▶ REQUIRED ACTIONS
(A) Name every athlete other than Uchitomi mentioned in the article about the Japanese steeplechaser.
(B) According to the article about the Japanese steeplechaser, in which city were the 1994 Asian Games held?
(C) Pick up the article about the Japanese steeplechaser after its final sentence and write more of it.

--- start PASSAGE SHOWN ---

Yasunori Uchitomi

Medal record

Men's athletics

Representing Japan

Asian Games

Asian Championships

East Asian Games

= Yasunori Uchitomi =

Japanese long-distance runner

Yasunori Uchitomi (内冨 恭則; born 29 October 1972), is a Japanese former long-distance runner who specialized in the 3000 meters steeplechase. His personal best for the event is 8:26.48 minutes, set in 1997.

He was one of Japan's top steeplechasers during his career, taking three titles at the Japan Championships in Athletics and six at the Japanese National Games. His greatest achievement was a gold medal at the 1998 Asian Games, having won bronze four years earlier. He was twice a medalist at the Asian Athletics Championships (silver in 1998, bronze in 2003). He had much success at the East Asian Games, winning back-to-back titles in 1997 to 2001 with games record times before finally taking silver in 2005 (his last international performance).

Uchitomi also represented Japan at the IAAF World Cross Country Championships in 1999 and was a corporate team runner for Chugoku Electric Power Company, winning several Japan corporate titles.

==Career==
Uchitomi established himself at the national level in 1993 when he won the 1500 metres title at the Japanese National Games. He had his first successes in the 3000 meters steeplechase during the 1994 track season. He set a personal best of 8:33.04 minutes at the Japan Championships in Athletics, then went on to take his first major medal at the 1994 Asian Games, held in Hiroshima. He won the national title in the steeplechase for the first time in 1995. He retained that title the following year with a personal best run of 8:30.16 minutes and also took the Japanese Games title that year.

Uchitomi reached his athletic peak in 1997 and set lifetime bests of 3:43.13 minutes for the 1500 m and 8:26.48 minutes for the steeplechase (the latter mark coming as part of another National Games win). A steeplechase gold medal at the 1997 East Asian Games in a games record marked his first international title in the sport. His run of success in the steeplechase continued into 1998. First, he took the silver medal at the 1998 Asian Athletics Championships in Fukuoka, finishing behind Saudi Arabia's Saad Al-Asmari. At the FBK Games in Hengelo he ran the second-fastest time of his career at 8:28.04 minutes. His form maintained until December, he took the highest accolade of his career at the 1998 Asian Games with a gold medal-winning performance.

He made his international debut on grass at the 1999 IAAF World Cross Country Championships, but was outside of the top 100 of the men's short race. He was runner-up at the Japanese Championships that year, but returned to the fore in 2000 with wins at both the national championships and games. The emergence of Yoshitaka Iwamizu at the 2001 Japanese Championships marked a generational change. Although Uchitomi ran a time of 8:29.63 minutes (third best in his career), he was beaten by Iwamizu, who would go on to win five consecutive titles. Uchitomi defended his title at the 2001 East Asian Games and improved his own games record to 8:33.98 minutes, beating compatriot Wataru Izumi into second place as he had in 1997. He also took the steeplechase title for the Chugoku Electric Power Company at the All-Japan Corporate Track and Field Championships.

--- end PASSAGE SHOWN ---
--- start STORED ROWS ---

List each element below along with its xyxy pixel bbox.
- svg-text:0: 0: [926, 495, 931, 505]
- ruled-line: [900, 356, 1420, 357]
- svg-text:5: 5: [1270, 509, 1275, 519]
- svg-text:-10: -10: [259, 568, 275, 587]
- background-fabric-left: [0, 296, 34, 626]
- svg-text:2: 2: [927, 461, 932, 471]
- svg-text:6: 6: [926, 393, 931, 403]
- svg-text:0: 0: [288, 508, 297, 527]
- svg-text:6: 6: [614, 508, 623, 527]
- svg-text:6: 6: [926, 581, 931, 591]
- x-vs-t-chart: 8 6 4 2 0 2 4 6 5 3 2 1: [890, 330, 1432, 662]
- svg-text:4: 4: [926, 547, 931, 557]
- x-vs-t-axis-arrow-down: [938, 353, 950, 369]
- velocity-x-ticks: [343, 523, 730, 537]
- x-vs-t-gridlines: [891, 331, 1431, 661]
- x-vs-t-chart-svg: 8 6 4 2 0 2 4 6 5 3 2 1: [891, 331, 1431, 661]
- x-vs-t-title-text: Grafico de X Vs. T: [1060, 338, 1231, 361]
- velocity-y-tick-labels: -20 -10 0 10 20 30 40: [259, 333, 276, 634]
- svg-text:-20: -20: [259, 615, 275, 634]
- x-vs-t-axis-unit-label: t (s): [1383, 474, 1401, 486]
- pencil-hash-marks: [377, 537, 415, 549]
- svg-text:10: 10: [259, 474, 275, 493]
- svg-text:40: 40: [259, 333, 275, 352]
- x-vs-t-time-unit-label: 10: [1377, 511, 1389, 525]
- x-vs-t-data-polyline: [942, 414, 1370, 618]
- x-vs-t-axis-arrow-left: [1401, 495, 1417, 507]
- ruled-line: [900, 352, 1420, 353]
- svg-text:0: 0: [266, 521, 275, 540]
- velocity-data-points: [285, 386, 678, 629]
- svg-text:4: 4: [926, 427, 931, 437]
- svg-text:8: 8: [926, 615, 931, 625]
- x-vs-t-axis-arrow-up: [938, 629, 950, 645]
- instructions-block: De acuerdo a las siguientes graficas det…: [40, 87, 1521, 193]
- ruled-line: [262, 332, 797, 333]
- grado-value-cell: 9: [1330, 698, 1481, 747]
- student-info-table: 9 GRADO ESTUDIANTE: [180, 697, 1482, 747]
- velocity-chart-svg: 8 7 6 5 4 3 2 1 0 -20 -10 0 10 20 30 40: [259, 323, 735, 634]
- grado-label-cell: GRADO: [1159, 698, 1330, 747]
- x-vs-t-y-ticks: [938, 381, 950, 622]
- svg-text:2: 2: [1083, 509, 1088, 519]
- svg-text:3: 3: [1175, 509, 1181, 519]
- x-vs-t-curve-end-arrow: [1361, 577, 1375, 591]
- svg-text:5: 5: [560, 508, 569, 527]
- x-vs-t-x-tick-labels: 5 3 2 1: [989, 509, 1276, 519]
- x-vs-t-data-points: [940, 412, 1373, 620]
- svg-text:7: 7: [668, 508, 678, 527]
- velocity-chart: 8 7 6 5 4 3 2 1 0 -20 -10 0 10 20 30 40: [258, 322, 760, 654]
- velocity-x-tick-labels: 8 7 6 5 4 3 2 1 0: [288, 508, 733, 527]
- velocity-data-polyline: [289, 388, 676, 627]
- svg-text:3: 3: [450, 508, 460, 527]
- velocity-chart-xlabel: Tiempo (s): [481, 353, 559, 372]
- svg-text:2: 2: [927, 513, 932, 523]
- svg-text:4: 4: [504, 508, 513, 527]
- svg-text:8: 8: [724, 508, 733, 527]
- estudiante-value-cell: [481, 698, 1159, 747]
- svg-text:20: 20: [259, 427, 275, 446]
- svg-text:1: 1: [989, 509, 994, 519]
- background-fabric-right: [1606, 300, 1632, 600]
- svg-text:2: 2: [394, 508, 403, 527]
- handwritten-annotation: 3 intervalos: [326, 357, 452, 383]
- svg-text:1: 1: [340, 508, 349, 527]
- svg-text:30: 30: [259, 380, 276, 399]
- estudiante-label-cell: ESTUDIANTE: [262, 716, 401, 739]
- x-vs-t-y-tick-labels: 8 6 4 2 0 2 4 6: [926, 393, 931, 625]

--- end STORED ROWS ---

▶ RESPONSES TO THE EXERCISE
(A) Saad Al-Asmari, Yoshitaka Iwamizu, Wataru Izumi

(B) Hiroshima

(C)
Running for his corporate team, helped Chugoku Electric to second place at the New Year Ekiden in January 2002. He won the corporate steeplechase title for a second year running but was again runner-up at the national championships. He aimed to defend his title at the 2002 Asian Games but finished outside the medals in fifth place – his time of 8:41.02 minutes being his fastest that year. He showed strong form at the 2002 Japanese Championships with a run of 8:30.52 minutes behind Iwamizu. He was back within the major medals at the 2003 Asian Athletics Championships, where he took bronze in a tactic race as Japan's sole representative. He ended the year with victories at the corporate championships and the Japanese Games.

His 2004 season did not feature any major competitions and he placed in the top three nationally. He had his last international outings the year after, coming fourth at the 2005 Asian Athletics Championships and taking the silver medal at the 2005 East Asian Games, missing out on a third straight title due to his national rival Iwamizu. He won his sixth, and final, steeplechase title at the Japanese National Games that October. Reaching his mid-thirties, he had his last season in 2006 after finishing out of the top ten at the national championships.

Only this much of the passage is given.